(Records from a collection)
##############################

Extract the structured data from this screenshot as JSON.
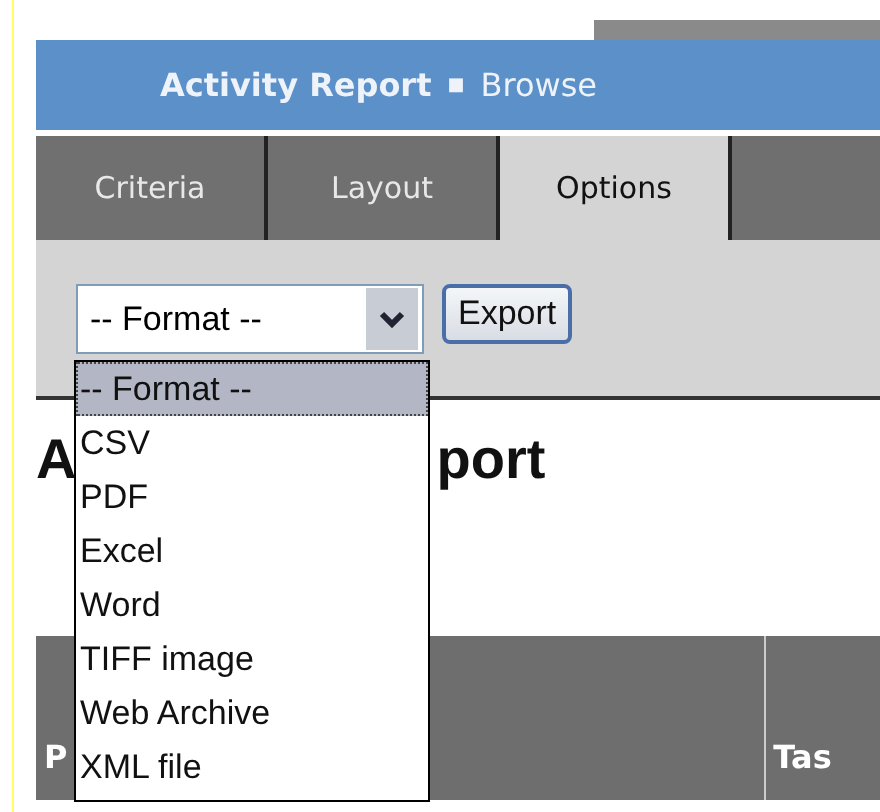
{
  "header": {
    "title": "Activity Report",
    "separator": "■",
    "subtitle": "Browse"
  },
  "tabs": [
    {
      "label": "Criteria",
      "selected": false
    },
    {
      "label": "Layout",
      "selected": false
    },
    {
      "label": "Options",
      "selected": true
    }
  ],
  "format_select": {
    "value": "-- Format --",
    "expanded": true,
    "options": [
      {
        "label": "-- Format --",
        "selected": true
      },
      {
        "label": "CSV",
        "selected": false
      },
      {
        "label": "PDF",
        "selected": false
      },
      {
        "label": "Excel",
        "selected": false
      },
      {
        "label": "Word",
        "selected": false
      },
      {
        "label": "TIFF image",
        "selected": false
      },
      {
        "label": "Web Archive",
        "selected": false
      },
      {
        "label": "XML file",
        "selected": false
      }
    ]
  },
  "export_button": "Export",
  "report_title": {
    "visible_start": "A",
    "visible_end": "port"
  },
  "table": {
    "columns": [
      "P",
      "Tas"
    ]
  }
}
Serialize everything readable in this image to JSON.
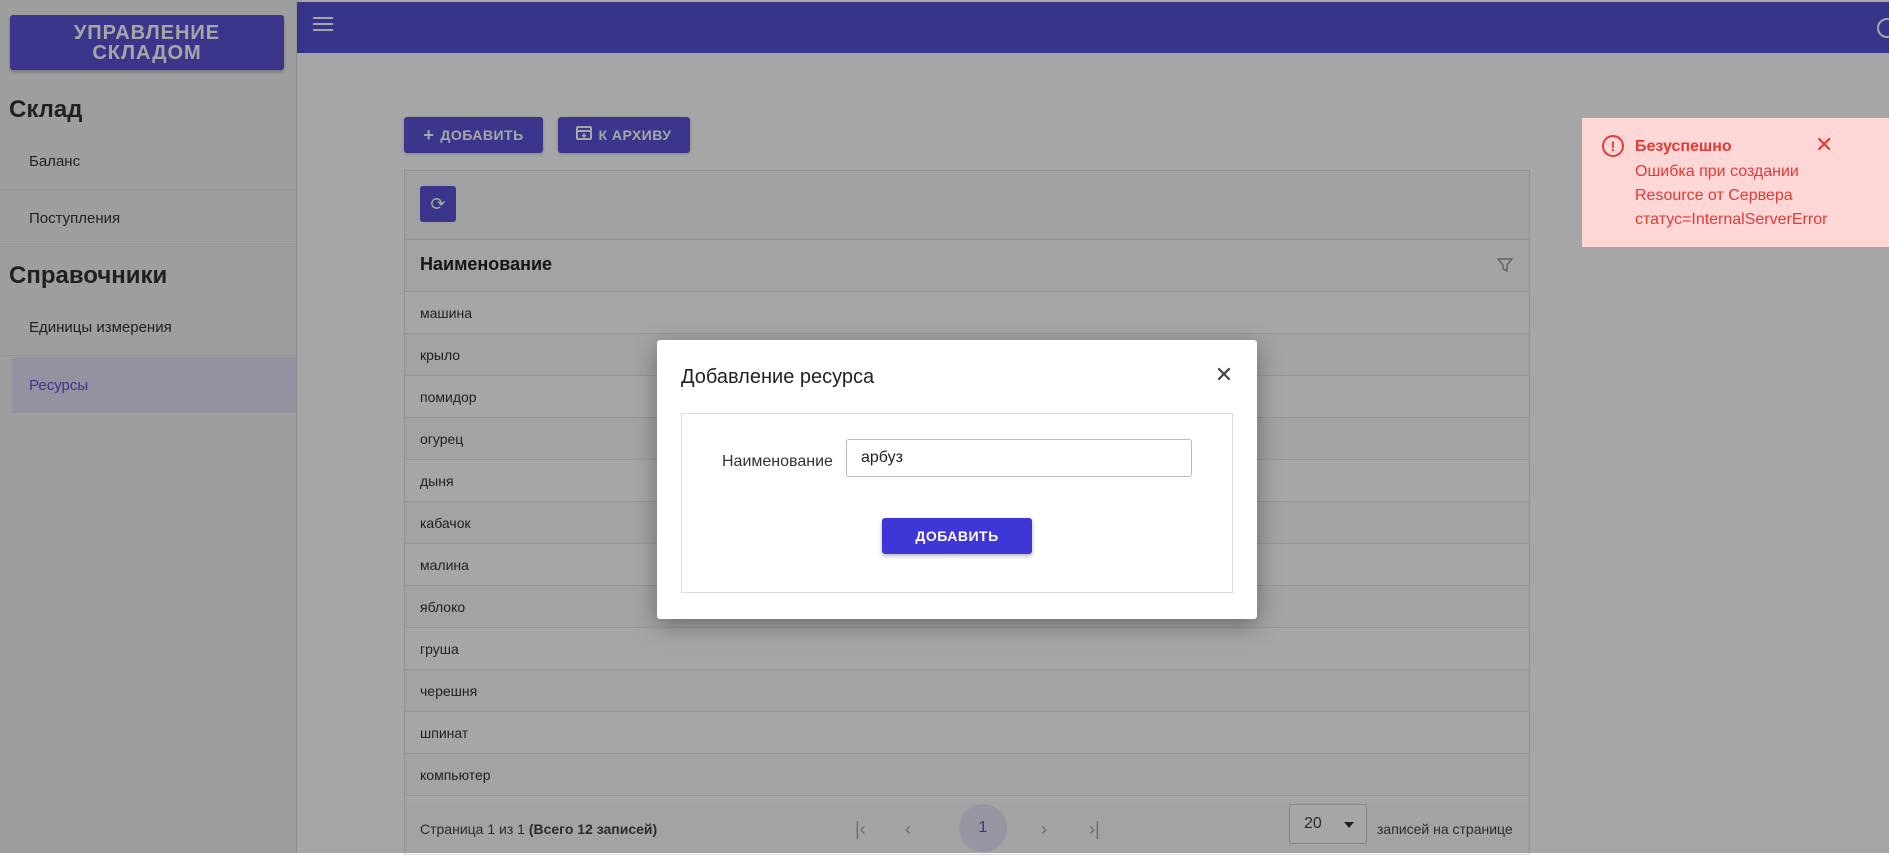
{
  "app": {
    "logo": "УПРАВЛЕНИЕ СКЛАДОМ"
  },
  "sidebar": {
    "sections": [
      {
        "title": "Склад",
        "items": [
          {
            "label": "Баланс"
          },
          {
            "label": "Поступления"
          }
        ]
      },
      {
        "title": "Справочники",
        "items": [
          {
            "label": "Единицы измерения"
          },
          {
            "label": "Ресурсы",
            "active": true
          }
        ]
      }
    ]
  },
  "toolbar": {
    "add_label": "ДОБАВИТЬ",
    "archive_label": "К АРХИВУ"
  },
  "grid": {
    "column": "Наименование",
    "rows": [
      "машина",
      "крыло",
      "помидор",
      "огурец",
      "дыня",
      "кабачок",
      "малина",
      "яблоко",
      "груша",
      "черешня",
      "шпинат",
      "компьютер"
    ],
    "pager": {
      "info_prefix": "Страница 1 из 1",
      "info_bold": "(Всего 12 записей)",
      "current_page": "1",
      "page_size": "20",
      "per_page_label": "записей на странице"
    }
  },
  "dialog": {
    "title": "Добавление ресурса",
    "field_label": "Наименование",
    "field_value": "арбуз",
    "submit_label": "ДОБАВИТЬ"
  },
  "toast": {
    "title": "Безуспешно",
    "message": "Ошибка при создании Resource от Сервера статус=InternalServerError"
  },
  "colors": {
    "accent": "#5b54d6",
    "topbar": "#5750d4",
    "error": "#e53935",
    "error_bg": "#ffd7d7"
  }
}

##############################

▶ **What needs to be done**: Check each line of the records above for the word "записей", then give the number of lines that have it, with no other words.

▶ **Answer to this exercise**: 2